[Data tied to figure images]

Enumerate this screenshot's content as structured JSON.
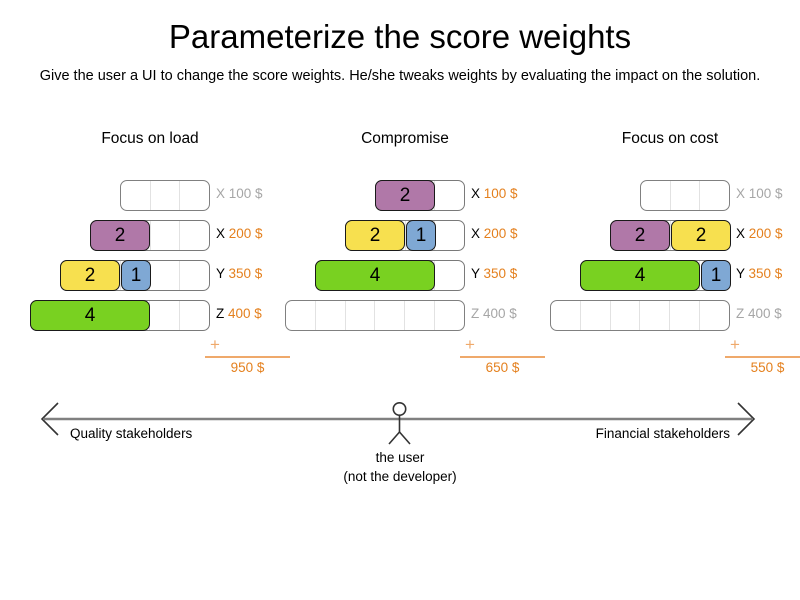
{
  "slide": {
    "title": "Parameterize the score weights",
    "subtitle": "Give the user a UI to change the score weights. He/she tweaks weights by evaluating the impact on the solution."
  },
  "colors": {
    "purple": "#B078A8",
    "yellow": "#F7E04F",
    "blue": "#7FA8D4",
    "green": "#79D121",
    "orange": "#E4801E",
    "orange_light": "#EFA96B",
    "gray_inactive": "#a6a6a6",
    "track_border": "#808080",
    "seg_border": "#1a1a1a"
  },
  "columns": [
    {
      "title": "Focus on load",
      "rows": [
        {
          "key": "X",
          "amount": "100 $",
          "active": false,
          "cells": 3,
          "segments": []
        },
        {
          "key": "X",
          "amount": "200 $",
          "active": true,
          "cells": 4,
          "segments": [
            {
              "value": "2",
              "units": 2,
              "color": "#B078A8"
            }
          ]
        },
        {
          "key": "Y",
          "amount": "350 $",
          "active": true,
          "cells": 5,
          "segments": [
            {
              "value": "2",
              "units": 2,
              "color": "#F7E04F"
            },
            {
              "value": "1",
              "units": 1,
              "color": "#7FA8D4"
            }
          ]
        },
        {
          "key": "Z",
          "amount": "400 $",
          "active": true,
          "cells": 6,
          "segments": [
            {
              "value": "4",
              "units": 4,
              "color": "#79D121"
            }
          ]
        }
      ],
      "total": {
        "plus": "+",
        "value": "950 $"
      }
    },
    {
      "title": "Compromise",
      "rows": [
        {
          "key": "X",
          "amount": "100 $",
          "active": true,
          "cells": 3,
          "segments": [
            {
              "value": "2",
              "units": 2,
              "color": "#B078A8"
            }
          ]
        },
        {
          "key": "X",
          "amount": "200 $",
          "active": true,
          "cells": 4,
          "segments": [
            {
              "value": "2",
              "units": 2,
              "color": "#F7E04F"
            },
            {
              "value": "1",
              "units": 1,
              "color": "#7FA8D4"
            }
          ]
        },
        {
          "key": "Y",
          "amount": "350 $",
          "active": true,
          "cells": 5,
          "segments": [
            {
              "value": "4",
              "units": 4,
              "color": "#79D121"
            }
          ]
        },
        {
          "key": "Z",
          "amount": "400 $",
          "active": false,
          "cells": 6,
          "segments": []
        }
      ],
      "total": {
        "plus": "+",
        "value": "650 $"
      }
    },
    {
      "title": "Focus on cost",
      "rows": [
        {
          "key": "X",
          "amount": "100 $",
          "active": false,
          "cells": 3,
          "segments": []
        },
        {
          "key": "X",
          "amount": "200 $",
          "active": true,
          "cells": 4,
          "segments": [
            {
              "value": "2",
              "units": 2,
              "color": "#B078A8"
            },
            {
              "value": "2",
              "units": 2,
              "color": "#F7E04F"
            }
          ]
        },
        {
          "key": "Y",
          "amount": "350 $",
          "active": true,
          "cells": 5,
          "segments": [
            {
              "value": "4",
              "units": 4,
              "color": "#79D121"
            },
            {
              "value": "1",
              "units": 1,
              "color": "#7FA8D4"
            }
          ]
        },
        {
          "key": "Z",
          "amount": "400 $",
          "active": false,
          "cells": 6,
          "segments": []
        }
      ],
      "total": {
        "plus": "+",
        "value": "550 $"
      }
    }
  ],
  "axis": {
    "left_label": "Quality stakeholders",
    "right_label": "Financial stakeholders",
    "user_line1": "the user",
    "user_line2": "(not the developer)"
  }
}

# Short task:
Quote every entry exactly, with the pictures omitted.

# Response to the task:
Enumerate this screenshot's content as structured JSON.
{
  "slide": {
    "title": "Parameterize the score weights",
    "subtitle": "Give the user a UI to change the score weights. He/she tweaks weights by evaluating the impact on the solution."
  },
  "colors": {
    "purple": "#B078A8",
    "yellow": "#F7E04F",
    "blue": "#7FA8D4",
    "green": "#79D121",
    "orange": "#E4801E",
    "orange_light": "#EFA96B",
    "gray_inactive": "#a6a6a6",
    "track_border": "#808080",
    "seg_border": "#1a1a1a"
  },
  "columns": [
    {
      "title": "Focus on load",
      "rows": [
        {
          "key": "X",
          "amount": "100 $",
          "active": false,
          "cells": 3,
          "segments": []
        },
        {
          "key": "X",
          "amount": "200 $",
          "active": true,
          "cells": 4,
          "segments": [
            {
              "value": "2",
              "units": 2,
              "color": "#B078A8"
            }
          ]
        },
        {
          "key": "Y",
          "amount": "350 $",
          "active": true,
          "cells": 5,
          "segments": [
            {
              "value": "2",
              "units": 2,
              "color": "#F7E04F"
            },
            {
              "value": "1",
              "units": 1,
              "color": "#7FA8D4"
            }
          ]
        },
        {
          "key": "Z",
          "amount": "400 $",
          "active": true,
          "cells": 6,
          "segments": [
            {
              "value": "4",
              "units": 4,
              "color": "#79D121"
            }
          ]
        }
      ],
      "total": {
        "plus": "+",
        "value": "950 $"
      }
    },
    {
      "title": "Compromise",
      "rows": [
        {
          "key": "X",
          "amount": "100 $",
          "active": true,
          "cells": 3,
          "segments": [
            {
              "value": "2",
              "units": 2,
              "color": "#B078A8"
            }
          ]
        },
        {
          "key": "X",
          "amount": "200 $",
          "active": true,
          "cells": 4,
          "segments": [
            {
              "value": "2",
              "units": 2,
              "color": "#F7E04F"
            },
            {
              "value": "1",
              "units": 1,
              "color": "#7FA8D4"
            }
          ]
        },
        {
          "key": "Y",
          "amount": "350 $",
          "active": true,
          "cells": 5,
          "segments": [
            {
              "value": "4",
              "units": 4,
              "color": "#79D121"
            }
          ]
        },
        {
          "key": "Z",
          "amount": "400 $",
          "active": false,
          "cells": 6,
          "segments": []
        }
      ],
      "total": {
        "plus": "+",
        "value": "650 $"
      }
    },
    {
      "title": "Focus on cost",
      "rows": [
        {
          "key": "X",
          "amount": "100 $",
          "active": false,
          "cells": 3,
          "segments": []
        },
        {
          "key": "X",
          "amount": "200 $",
          "active": true,
          "cells": 4,
          "segments": [
            {
              "value": "2",
              "units": 2,
              "color": "#B078A8"
            },
            {
              "value": "2",
              "units": 2,
              "color": "#F7E04F"
            }
          ]
        },
        {
          "key": "Y",
          "amount": "350 $",
          "active": true,
          "cells": 5,
          "segments": [
            {
              "value": "4",
              "units": 4,
              "color": "#79D121"
            },
            {
              "value": "1",
              "units": 1,
              "color": "#7FA8D4"
            }
          ]
        },
        {
          "key": "Z",
          "amount": "400 $",
          "active": false,
          "cells": 6,
          "segments": []
        }
      ],
      "total": {
        "plus": "+",
        "value": "550 $"
      }
    }
  ],
  "axis": {
    "left_label": "Quality stakeholders",
    "right_label": "Financial stakeholders",
    "user_line1": "the user",
    "user_line2": "(not the developer)"
  }
}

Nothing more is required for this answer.